## Exercise details:
Out of all the lines below, count those with the word "from". Give the number only.

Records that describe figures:
————————

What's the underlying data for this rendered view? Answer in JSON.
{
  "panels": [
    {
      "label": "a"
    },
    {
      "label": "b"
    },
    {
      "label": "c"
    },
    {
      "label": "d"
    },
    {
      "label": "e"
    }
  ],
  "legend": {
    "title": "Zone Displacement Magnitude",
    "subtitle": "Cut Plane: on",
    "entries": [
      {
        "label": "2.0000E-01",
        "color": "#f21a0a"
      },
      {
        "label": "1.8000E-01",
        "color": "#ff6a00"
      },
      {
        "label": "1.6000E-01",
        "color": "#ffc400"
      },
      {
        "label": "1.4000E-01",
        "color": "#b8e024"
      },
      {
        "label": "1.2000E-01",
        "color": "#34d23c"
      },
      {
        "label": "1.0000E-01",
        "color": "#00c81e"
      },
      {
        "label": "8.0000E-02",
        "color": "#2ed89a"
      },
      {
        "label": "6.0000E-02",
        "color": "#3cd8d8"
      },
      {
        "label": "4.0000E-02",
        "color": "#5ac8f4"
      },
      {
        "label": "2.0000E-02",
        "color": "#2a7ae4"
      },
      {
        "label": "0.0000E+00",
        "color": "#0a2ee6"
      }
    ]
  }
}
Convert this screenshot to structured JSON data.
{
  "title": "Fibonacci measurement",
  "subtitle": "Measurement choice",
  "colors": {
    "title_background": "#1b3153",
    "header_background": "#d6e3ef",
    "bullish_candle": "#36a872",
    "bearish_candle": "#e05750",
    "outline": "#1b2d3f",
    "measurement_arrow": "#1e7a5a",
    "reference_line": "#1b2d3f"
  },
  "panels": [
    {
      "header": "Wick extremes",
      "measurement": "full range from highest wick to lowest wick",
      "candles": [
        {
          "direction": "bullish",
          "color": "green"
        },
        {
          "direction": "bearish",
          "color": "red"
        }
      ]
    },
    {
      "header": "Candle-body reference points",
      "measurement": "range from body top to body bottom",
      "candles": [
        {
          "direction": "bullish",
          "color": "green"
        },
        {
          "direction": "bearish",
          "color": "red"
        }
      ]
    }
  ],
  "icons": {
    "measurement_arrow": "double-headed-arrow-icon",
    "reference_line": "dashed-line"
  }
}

————————

## Expected answer:
2